*Exercise prompt*:
Leave out the pictures and print precisely the lines from the line with "What text is on this page?" to the final line of the entries, both ends included.
-------------------------
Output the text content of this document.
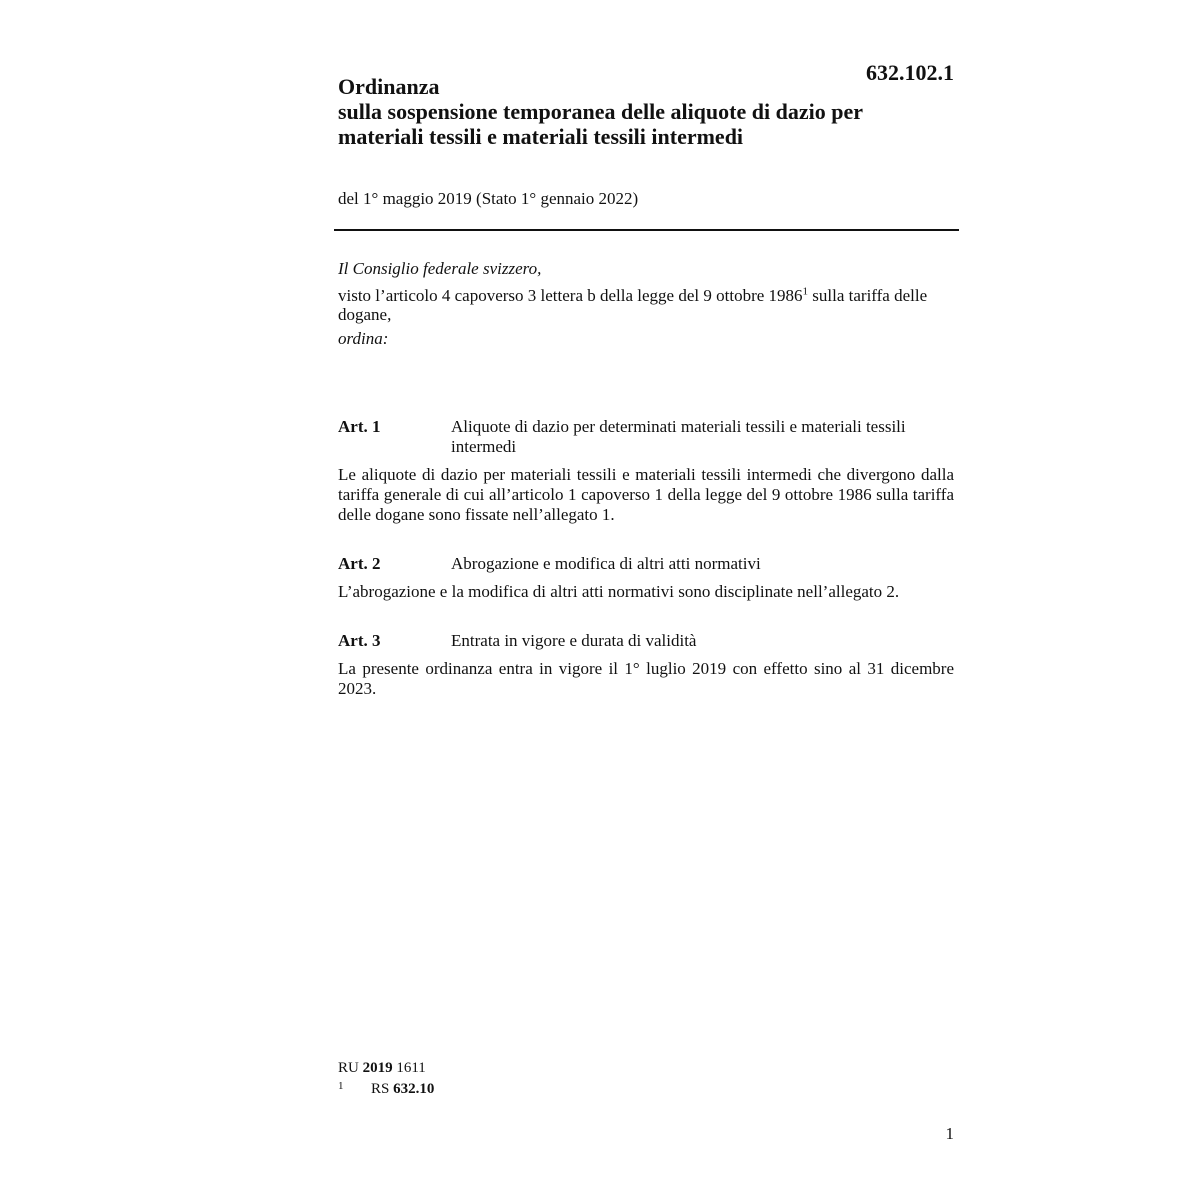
632.102.1

Ordinanza
sulla sospensione temporanea delle aliquote di dazio per
materiali tessili e materiali tessili intermedi

del 1° maggio 2019 (Stato 1° gennaio 2022)

Il Consiglio federale svizzero,

visto l’articolo 4 capoverso 3 lettera b della legge del 9 ottobre 1986$^1$ sulla tariffa delle dogane,

ordina:

Art. 1	Aliquote di dazio per determinati materiali tessili e materiali tessili intermedi

Le aliquote di dazio per materiali tessili e materiali tessili intermedi che divergono dalla tariffa generale di cui all’articolo 1 capoverso 1 della legge del 9 ottobre 1986 sulla tariffa delle dogane sono fissate nell’allegato 1.

Art. 2	Abrogazione e modifica di altri atti normativi

L’abrogazione e la modifica di altri atti normativi sono disciplinate nell’allegato 2.

Art. 3	Entrata in vigore e durata di validità

La presente ordinanza entra in vigore il 1° luglio 2019 con effetto sino al 31 dicembre 2023.

RU 2019 1611
1	RS 632.10

1
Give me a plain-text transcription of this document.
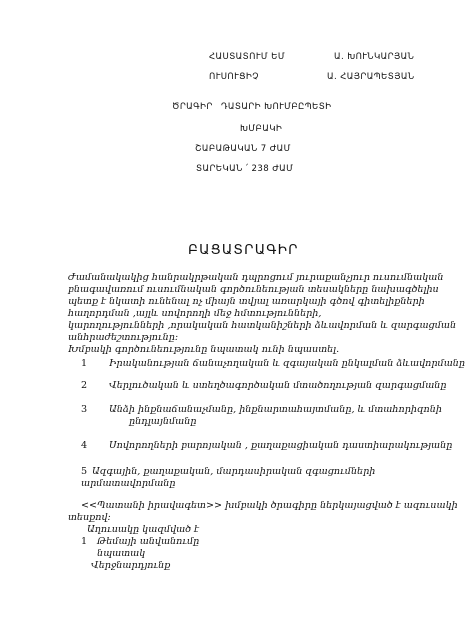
ՀԱՍՏԱՏՈՒՄ ԵՄ	Ա. ԽՈՒՆԿԱՐՅԱՆ
ՈՒՍՈՒՑԻՉ	Ա. ՀԱՅՐԱՊԵՏՅԱՆ
ԾՐԱԳԻՐ ԴԱՏԱՐԻ ԽՈՒՄԲԸՊԵՏԻ
ԽՄԲԱԿԻ
ՇԱԲԱԹԱԿԱՆ 7 ԺԱՄ
ՏԱՐԵԿԱՆ ՛ 238 ԺԱՄ
ԲԱՑԱՏՐԱԳԻՐ
Ժամանակակից հանրակրթական դպրոցում յուրաքանչյուր ուսումնական
բնագավառում ուսումնական գործունեության տեսակները նախագծելիս
պետք է նկատի ունենալ ոչ միայն տվյալ առարկայի գծով գիտելիքների
հաղորդման ,այլև սովորողի մեջ հմտությունների,
կարողությունների ,որակական հատկանիշների ձևավորման և զարգացման
անհրաժեշտությունը:
Խմբակի գործունեությունը նպատակ ունի նպաստել.
1 Իրականության ճանաչողական և զգայական ընկալման ձևավորմանը
2 Վերլուծական և ստեղծագործական մտածողության զարգացմանը
3 Անձի ինքնաճանաչմանը, ինքնարտահայտմանը, և մտահորիզոնի
ընդլայնմանը
4 Սովորողների բարոյական , քաղաքացիական դաստիարակությանը
5 Ազգային, քաղաքական, մարդասիրական զգացումների
արմատավորմանը
<<Պատանի իրավագետ>> խմբակի ծրագիրը ներկայացված է ազուսակի
տեսքով:
Աղուսակը կազմված է
1 Թեմայի անվանումը
նպատակ
Վերջնարդյունք
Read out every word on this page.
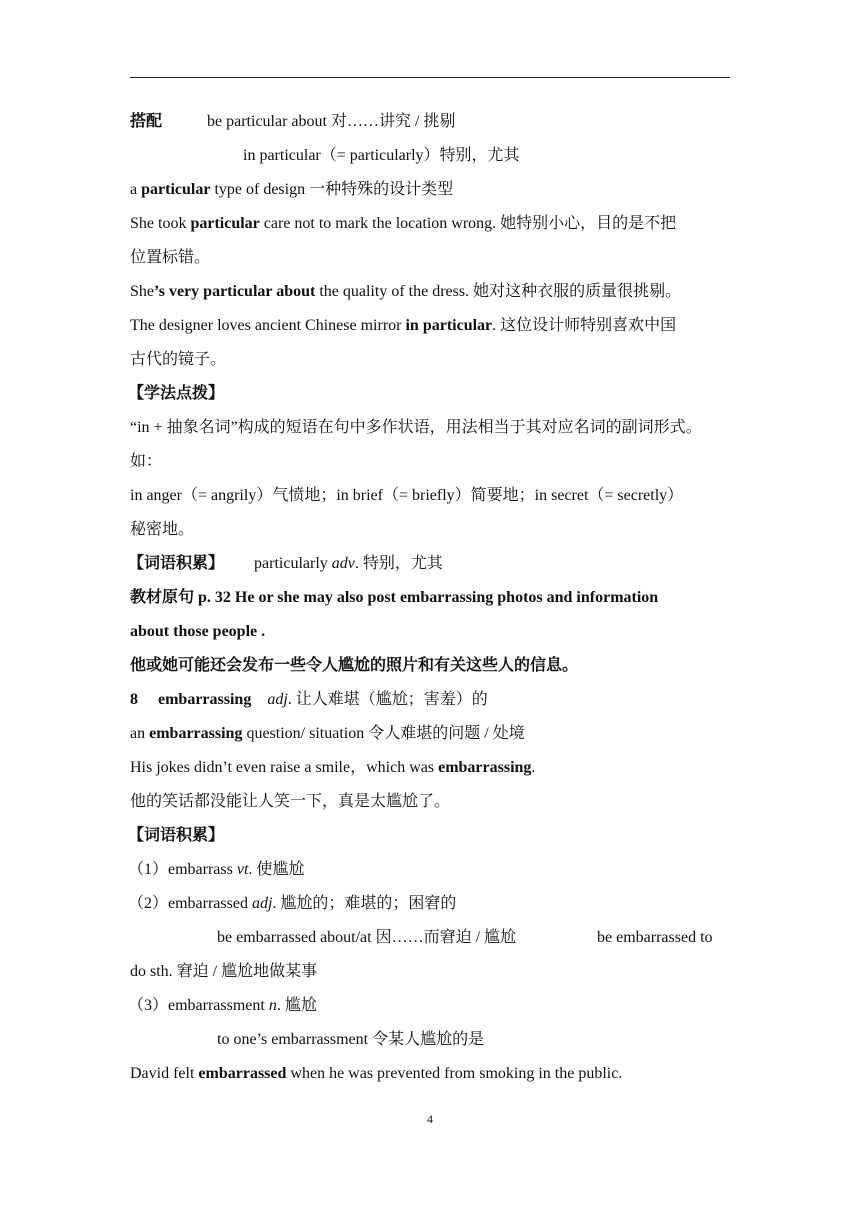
搭配	be particular about 对……讲究 / 挑剔
in particular（= particularly）特别，尤其
a particular type of design 一种特殊的设计类型
She took particular care not to mark the location wrong. 她特别小心，目的是不把
位置标错。
She’s very particular about the quality of the dress. 她对这种衣服的质量很挑剔。
The designer loves ancient Chinese mirror in particular. 这位设计师特别喜欢中国
古代的镜子。
【学法点拨】
“in + 抽象名词”构成的短语在句中多作状语，用法相当于其对应名词的副词形式。
如：
in anger（= angrily）气愤地；in brief（= briefly）简要地；in secret（= secretly）
秘密地。
【词语积累】 particularly adv. 特别，尤其
教材原句 p. 32 He or she may also post embarrassing photos and information
about those people .
他或她可能还会发布一些令人尴尬的照片和有关这些人的信息。
8 embarrassing adj. 让人难堪（尴尬；害羞）的
an embarrassing question/ situation 令人难堪的问题 / 处境
His jokes didn’t even raise a smile，which was embarrassing.
他的笑话都没能让人笑一下，真是太尴尬了。
【词语积累】
（1）embarrass vt. 使尴尬
（2）embarrassed adj. 尴尬的；难堪的；困窘的
be embarrassed about/at 因……而窘迫 / 尴尬	be embarrassed to
do sth. 窘迫 / 尴尬地做某事
（3）embarrassment n. 尴尬
to one’s embarrassment 令某人尴尬的是
David felt embarrassed when he was prevented from smoking in the public.
4
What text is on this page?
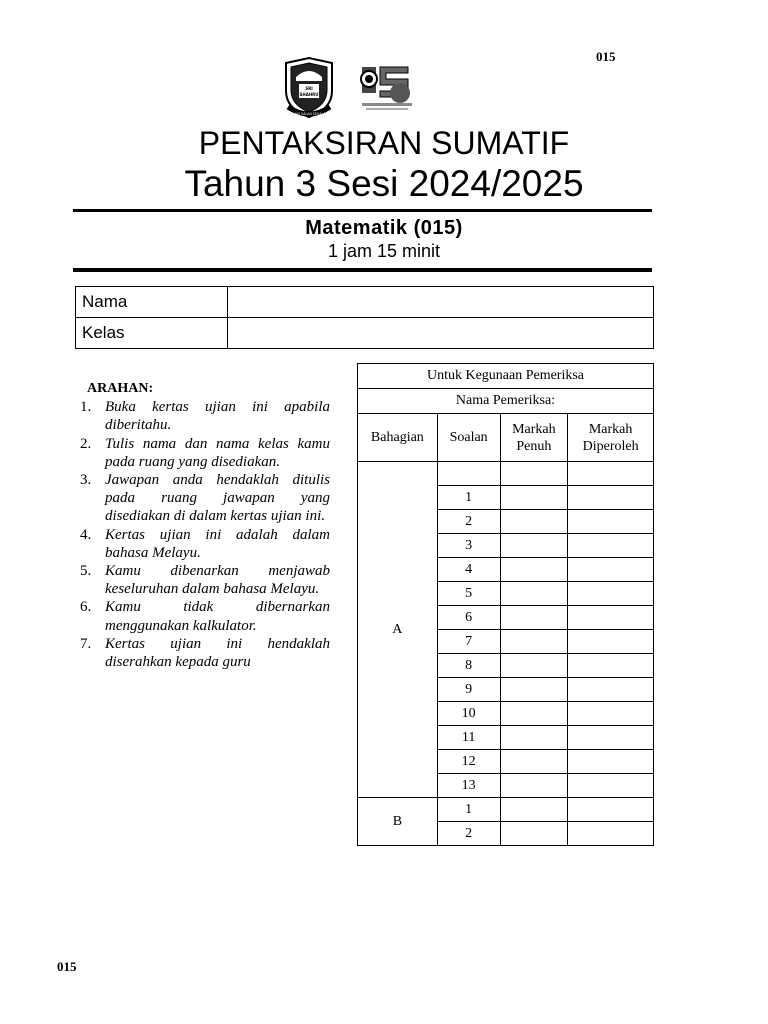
015
SRI
SHAHRU
ILMU SALAH SEGALA
PENTAKSIRAN SUMATIF
Tahun 3 Sesi 2024/2025
Matematik (015)
1 jam 15 minit
Nama	
Kelas	
ARAHAN:
1. Buka kertas ujian ini apabila diberitahu.
2. Tulis nama dan nama kelas kamu pada ruang yang disediakan.
3. Jawapan anda hendaklah ditulis pada ruang jawapan yang disediakan di dalam kertas ujian ini.
4. Kertas ujian ini adalah dalam bahasa Melayu.
5. Kamu dibenarkan menjawab keseluruhan dalam bahasa Melayu.
6. Kamu tidak dibernarkan menggunakan kalkulator.
7. Kertas ujian ini hendaklah diserahkan kepada guru
Untuk Kegunaan Pemeriksa			
Nama Pemeriksa:			
Bahagian	Soalan	Markah Penuh	Markah Diperoleh
A			
	1		
	2		
	3		
	4		
	5		
	6		
	7		
	8		
	9		
	10		
	11		
	12		
	13		
B	1		
	2		
015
-------------------------
*Answer to the problem*:
What text is on this page?
015
SRI
SHAHRU
ILMU SALAH SEGALA
PENTAKSIRAN SUMATIF
Tahun 3 Sesi 2024/2025
Matematik (015)
1 jam 15 minit
Nama	
Kelas	
ARAHAN:
1. Buka kertas ujian ini apabila diberitahu.
2. Tulis nama dan nama kelas kamu pada ruang yang disediakan.
3. Jawapan anda hendaklah ditulis pada ruang jawapan yang disediakan di dalam kertas ujian ini.
4. Kertas ujian ini adalah dalam bahasa Melayu.
5. Kamu dibenarkan menjawab keseluruhan dalam bahasa Melayu.
6. Kamu tidak dibernarkan menggunakan kalkulator.
7. Kertas ujian ini hendaklah diserahkan kepada guru
Untuk Kegunaan Pemeriksa			
Nama Pemeriksa:			
Bahagian	Soalan	Markah Penuh	Markah Diperoleh
A			
	1		
	2		
	3		
	4		
	5		
	6		
	7		
	8		
	9		
	10		
	11		
	12		
	13		
B	1		
	2		
015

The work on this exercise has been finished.